• Exercise materials
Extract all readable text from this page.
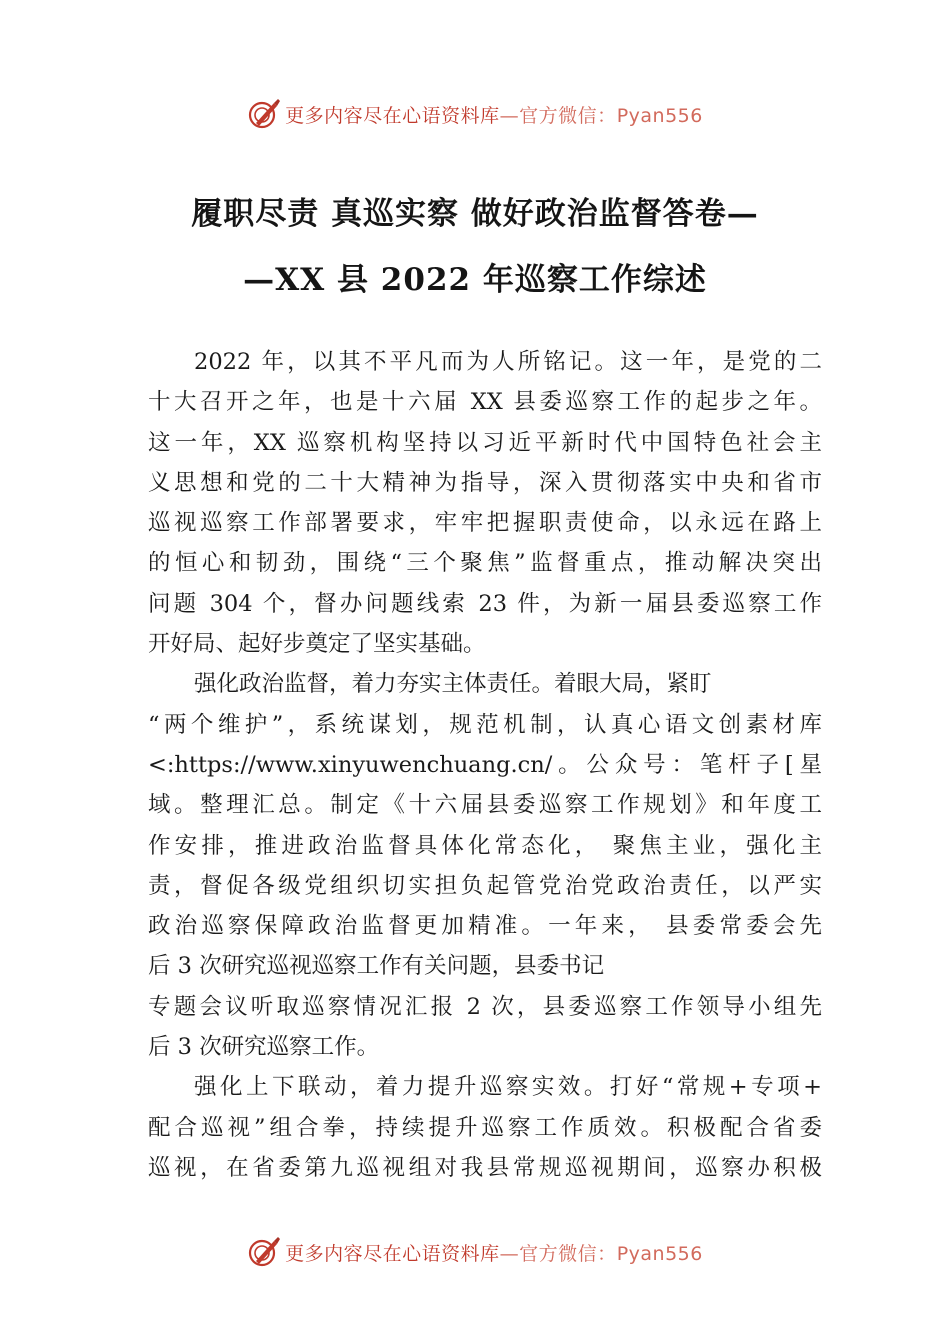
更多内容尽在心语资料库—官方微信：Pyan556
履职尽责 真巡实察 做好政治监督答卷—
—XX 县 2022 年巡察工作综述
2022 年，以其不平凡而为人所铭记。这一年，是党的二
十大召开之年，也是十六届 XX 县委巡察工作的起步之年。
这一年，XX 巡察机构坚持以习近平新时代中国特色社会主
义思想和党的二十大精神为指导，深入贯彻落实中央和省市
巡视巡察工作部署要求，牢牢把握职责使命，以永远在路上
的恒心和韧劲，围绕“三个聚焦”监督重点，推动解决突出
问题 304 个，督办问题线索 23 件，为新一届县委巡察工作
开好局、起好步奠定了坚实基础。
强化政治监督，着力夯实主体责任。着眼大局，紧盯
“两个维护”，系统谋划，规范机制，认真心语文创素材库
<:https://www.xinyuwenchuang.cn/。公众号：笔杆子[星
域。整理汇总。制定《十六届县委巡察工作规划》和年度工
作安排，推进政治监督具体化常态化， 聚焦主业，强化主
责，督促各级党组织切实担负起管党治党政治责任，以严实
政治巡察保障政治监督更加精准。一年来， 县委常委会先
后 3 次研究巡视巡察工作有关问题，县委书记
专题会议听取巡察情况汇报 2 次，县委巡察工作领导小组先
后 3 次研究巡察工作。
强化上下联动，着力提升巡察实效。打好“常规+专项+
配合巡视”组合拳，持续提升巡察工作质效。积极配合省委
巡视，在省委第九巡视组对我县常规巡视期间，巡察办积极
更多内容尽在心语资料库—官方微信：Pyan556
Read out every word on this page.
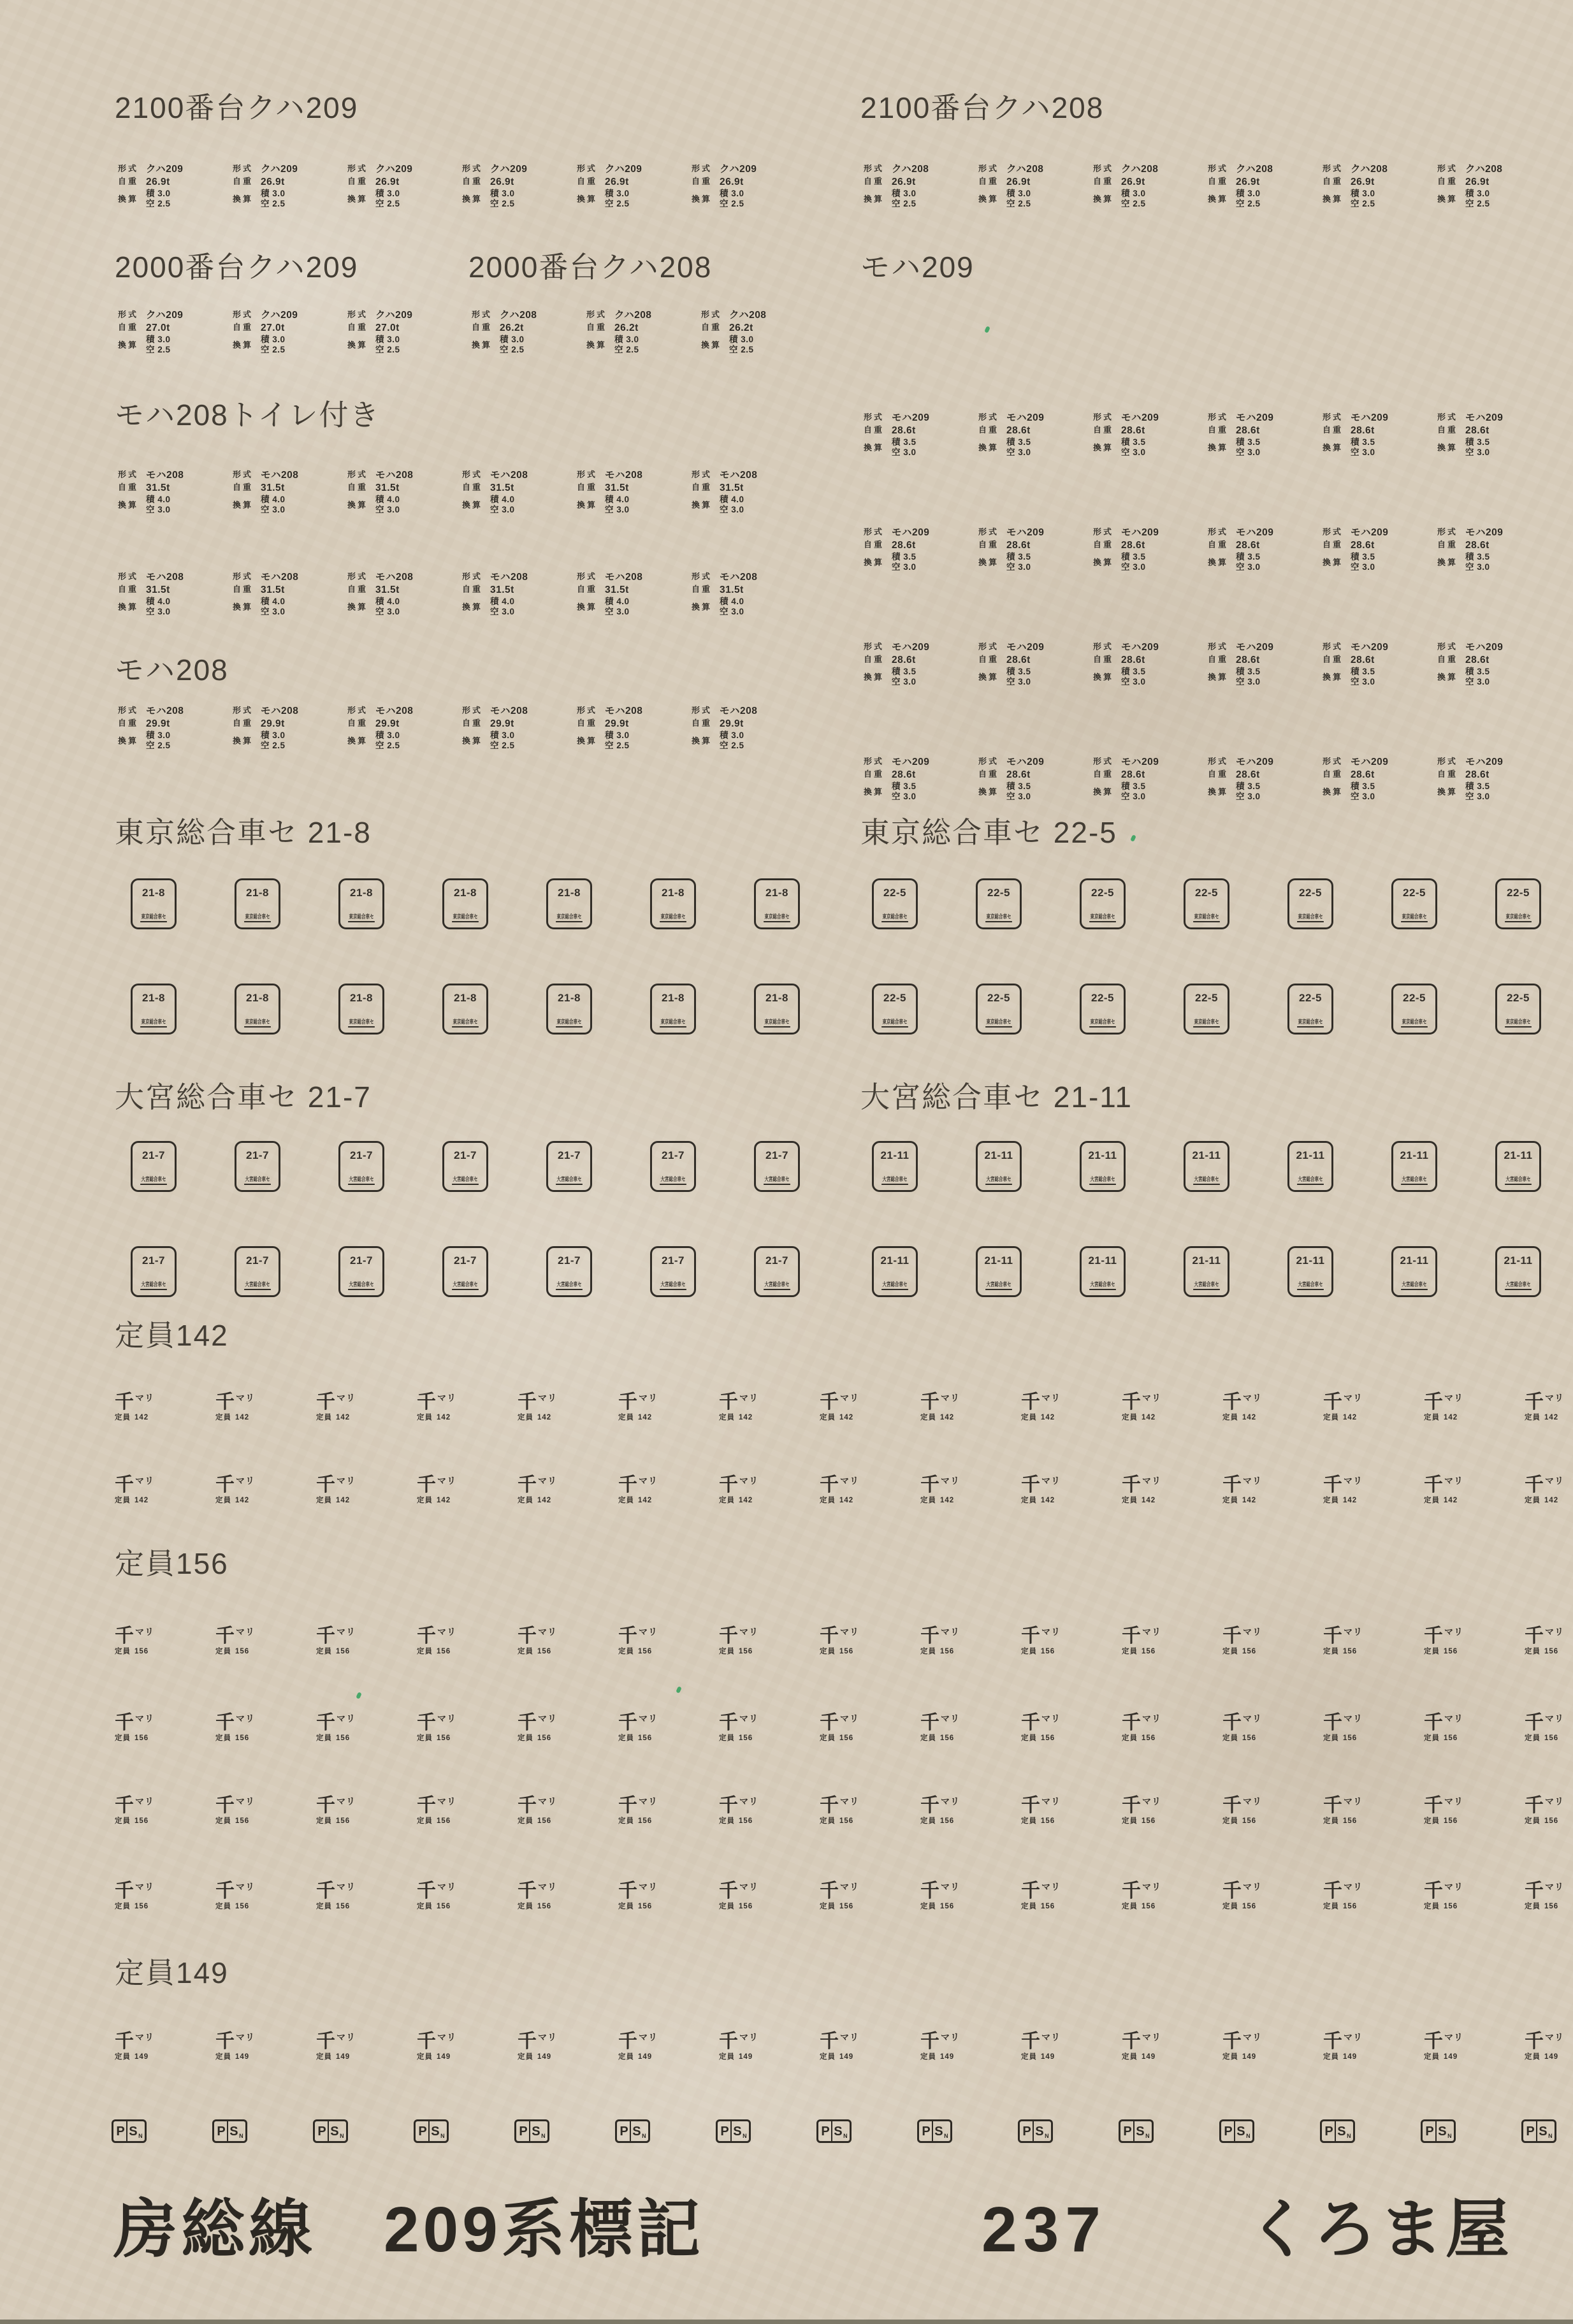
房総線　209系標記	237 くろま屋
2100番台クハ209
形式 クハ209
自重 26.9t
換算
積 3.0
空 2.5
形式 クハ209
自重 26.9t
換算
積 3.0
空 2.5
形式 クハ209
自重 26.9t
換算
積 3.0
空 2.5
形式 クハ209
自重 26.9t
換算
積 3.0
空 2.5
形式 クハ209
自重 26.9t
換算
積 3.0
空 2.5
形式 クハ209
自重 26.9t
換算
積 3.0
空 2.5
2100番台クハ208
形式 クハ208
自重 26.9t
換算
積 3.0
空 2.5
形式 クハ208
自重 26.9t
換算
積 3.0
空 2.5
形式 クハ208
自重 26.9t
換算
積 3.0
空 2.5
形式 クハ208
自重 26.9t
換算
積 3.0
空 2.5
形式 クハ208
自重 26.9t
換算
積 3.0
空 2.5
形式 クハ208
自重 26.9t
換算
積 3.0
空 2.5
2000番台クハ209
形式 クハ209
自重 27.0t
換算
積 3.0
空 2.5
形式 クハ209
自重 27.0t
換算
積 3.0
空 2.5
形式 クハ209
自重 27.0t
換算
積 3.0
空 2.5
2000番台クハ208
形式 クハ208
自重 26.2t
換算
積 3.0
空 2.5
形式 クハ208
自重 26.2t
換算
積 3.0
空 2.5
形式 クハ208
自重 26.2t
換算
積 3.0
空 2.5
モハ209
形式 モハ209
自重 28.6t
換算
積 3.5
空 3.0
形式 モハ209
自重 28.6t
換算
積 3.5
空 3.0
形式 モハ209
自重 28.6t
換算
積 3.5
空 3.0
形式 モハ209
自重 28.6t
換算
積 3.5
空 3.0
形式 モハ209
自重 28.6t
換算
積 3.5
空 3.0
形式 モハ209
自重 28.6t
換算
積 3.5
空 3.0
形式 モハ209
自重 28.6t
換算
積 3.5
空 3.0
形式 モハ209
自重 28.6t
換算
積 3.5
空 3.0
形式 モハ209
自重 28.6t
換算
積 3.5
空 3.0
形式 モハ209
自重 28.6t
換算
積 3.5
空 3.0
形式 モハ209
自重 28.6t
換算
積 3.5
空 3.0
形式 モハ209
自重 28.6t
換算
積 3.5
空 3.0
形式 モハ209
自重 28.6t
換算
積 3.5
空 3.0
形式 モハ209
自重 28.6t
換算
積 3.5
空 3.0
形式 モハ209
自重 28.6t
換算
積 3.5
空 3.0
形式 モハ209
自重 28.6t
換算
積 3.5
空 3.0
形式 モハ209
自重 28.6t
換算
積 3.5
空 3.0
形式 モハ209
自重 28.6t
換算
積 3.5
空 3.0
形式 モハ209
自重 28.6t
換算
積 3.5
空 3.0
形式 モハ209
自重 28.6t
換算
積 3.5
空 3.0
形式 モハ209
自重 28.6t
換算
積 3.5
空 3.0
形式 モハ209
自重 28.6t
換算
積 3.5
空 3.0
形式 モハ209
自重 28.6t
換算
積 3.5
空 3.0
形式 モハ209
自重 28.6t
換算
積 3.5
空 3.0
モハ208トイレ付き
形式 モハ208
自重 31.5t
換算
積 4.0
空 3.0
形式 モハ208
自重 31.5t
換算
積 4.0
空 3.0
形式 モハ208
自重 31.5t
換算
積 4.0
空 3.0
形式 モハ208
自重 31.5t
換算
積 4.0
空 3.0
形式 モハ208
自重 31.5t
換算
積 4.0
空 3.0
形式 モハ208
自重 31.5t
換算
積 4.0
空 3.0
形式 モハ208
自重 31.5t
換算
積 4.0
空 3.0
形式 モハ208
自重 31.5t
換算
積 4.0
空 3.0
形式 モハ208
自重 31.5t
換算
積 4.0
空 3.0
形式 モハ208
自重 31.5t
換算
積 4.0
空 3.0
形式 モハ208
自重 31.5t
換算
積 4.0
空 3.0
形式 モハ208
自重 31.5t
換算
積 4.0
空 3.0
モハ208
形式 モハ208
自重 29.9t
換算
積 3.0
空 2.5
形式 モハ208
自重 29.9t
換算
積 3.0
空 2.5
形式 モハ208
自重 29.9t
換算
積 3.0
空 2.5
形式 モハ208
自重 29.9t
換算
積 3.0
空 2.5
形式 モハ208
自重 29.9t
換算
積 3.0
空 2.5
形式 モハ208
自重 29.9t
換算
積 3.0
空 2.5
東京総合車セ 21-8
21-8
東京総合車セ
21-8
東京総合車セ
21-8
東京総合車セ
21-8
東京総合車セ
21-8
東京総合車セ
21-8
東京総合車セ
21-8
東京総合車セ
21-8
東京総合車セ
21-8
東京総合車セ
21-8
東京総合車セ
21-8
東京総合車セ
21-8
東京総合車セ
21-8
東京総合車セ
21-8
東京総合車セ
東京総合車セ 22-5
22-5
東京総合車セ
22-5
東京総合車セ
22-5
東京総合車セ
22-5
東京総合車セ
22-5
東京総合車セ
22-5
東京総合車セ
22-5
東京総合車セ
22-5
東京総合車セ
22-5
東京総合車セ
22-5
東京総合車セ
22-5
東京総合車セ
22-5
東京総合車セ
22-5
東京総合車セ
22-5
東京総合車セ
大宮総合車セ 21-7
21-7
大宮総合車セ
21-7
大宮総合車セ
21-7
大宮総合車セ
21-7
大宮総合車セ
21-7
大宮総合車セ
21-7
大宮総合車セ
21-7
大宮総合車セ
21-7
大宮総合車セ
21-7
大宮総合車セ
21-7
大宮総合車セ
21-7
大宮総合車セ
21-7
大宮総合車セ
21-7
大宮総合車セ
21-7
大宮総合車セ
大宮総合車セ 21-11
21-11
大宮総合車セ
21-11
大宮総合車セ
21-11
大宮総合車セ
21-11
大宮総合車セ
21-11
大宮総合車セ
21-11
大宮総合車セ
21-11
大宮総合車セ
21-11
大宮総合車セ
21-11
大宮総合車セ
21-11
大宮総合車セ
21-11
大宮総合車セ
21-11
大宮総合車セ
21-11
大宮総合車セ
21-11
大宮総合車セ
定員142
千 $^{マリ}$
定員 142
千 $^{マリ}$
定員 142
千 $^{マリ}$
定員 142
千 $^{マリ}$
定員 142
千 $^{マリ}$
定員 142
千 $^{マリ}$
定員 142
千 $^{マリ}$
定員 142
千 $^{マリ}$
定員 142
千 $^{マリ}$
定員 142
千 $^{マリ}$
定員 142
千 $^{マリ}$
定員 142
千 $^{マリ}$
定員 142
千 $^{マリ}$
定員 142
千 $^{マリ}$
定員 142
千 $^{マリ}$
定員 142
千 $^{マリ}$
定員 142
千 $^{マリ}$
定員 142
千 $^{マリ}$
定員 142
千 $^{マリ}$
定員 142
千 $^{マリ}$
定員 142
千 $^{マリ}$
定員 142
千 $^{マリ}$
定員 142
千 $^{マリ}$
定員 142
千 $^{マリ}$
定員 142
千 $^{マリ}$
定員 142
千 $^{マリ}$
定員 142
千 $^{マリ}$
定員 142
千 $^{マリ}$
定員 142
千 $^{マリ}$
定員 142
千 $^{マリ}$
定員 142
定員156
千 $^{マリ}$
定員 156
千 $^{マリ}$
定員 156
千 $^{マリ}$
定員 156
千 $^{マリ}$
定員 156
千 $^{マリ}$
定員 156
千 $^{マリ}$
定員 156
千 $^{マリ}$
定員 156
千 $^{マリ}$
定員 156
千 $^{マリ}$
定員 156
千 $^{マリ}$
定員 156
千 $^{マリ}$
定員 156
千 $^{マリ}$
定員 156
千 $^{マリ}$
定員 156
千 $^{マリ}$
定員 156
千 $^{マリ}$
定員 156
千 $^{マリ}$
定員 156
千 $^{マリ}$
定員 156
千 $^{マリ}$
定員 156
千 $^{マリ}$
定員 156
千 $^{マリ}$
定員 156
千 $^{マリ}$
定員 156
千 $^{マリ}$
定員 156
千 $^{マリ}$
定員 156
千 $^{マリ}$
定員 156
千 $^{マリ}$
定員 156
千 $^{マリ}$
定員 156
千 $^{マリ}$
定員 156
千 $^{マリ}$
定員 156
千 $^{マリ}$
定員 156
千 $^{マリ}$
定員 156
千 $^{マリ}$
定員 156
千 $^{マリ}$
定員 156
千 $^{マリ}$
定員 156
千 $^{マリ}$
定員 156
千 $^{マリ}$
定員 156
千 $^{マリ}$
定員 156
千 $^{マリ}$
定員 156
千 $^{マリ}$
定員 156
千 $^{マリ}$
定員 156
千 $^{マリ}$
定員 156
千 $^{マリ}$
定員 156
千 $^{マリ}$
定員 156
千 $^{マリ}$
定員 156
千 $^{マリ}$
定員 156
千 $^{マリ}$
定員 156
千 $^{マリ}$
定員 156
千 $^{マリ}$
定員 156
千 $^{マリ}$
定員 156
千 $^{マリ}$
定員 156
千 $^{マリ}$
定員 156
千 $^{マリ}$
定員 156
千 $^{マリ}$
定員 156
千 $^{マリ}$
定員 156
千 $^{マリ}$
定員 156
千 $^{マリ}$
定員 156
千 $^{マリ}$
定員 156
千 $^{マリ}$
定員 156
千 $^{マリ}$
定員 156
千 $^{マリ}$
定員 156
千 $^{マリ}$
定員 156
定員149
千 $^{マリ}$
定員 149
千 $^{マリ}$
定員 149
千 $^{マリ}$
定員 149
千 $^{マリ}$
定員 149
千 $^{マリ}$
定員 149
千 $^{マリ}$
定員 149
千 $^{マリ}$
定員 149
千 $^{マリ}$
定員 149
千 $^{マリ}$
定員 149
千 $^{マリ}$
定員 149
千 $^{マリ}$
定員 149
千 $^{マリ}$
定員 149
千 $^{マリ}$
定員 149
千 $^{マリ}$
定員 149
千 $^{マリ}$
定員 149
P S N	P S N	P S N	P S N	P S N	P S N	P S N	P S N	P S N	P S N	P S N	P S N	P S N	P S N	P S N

• Aim
Select all lines in the listing above where the word "page" appears, and show them.

• Written answer
Extract all readable text from this page.
Read out every word on this page.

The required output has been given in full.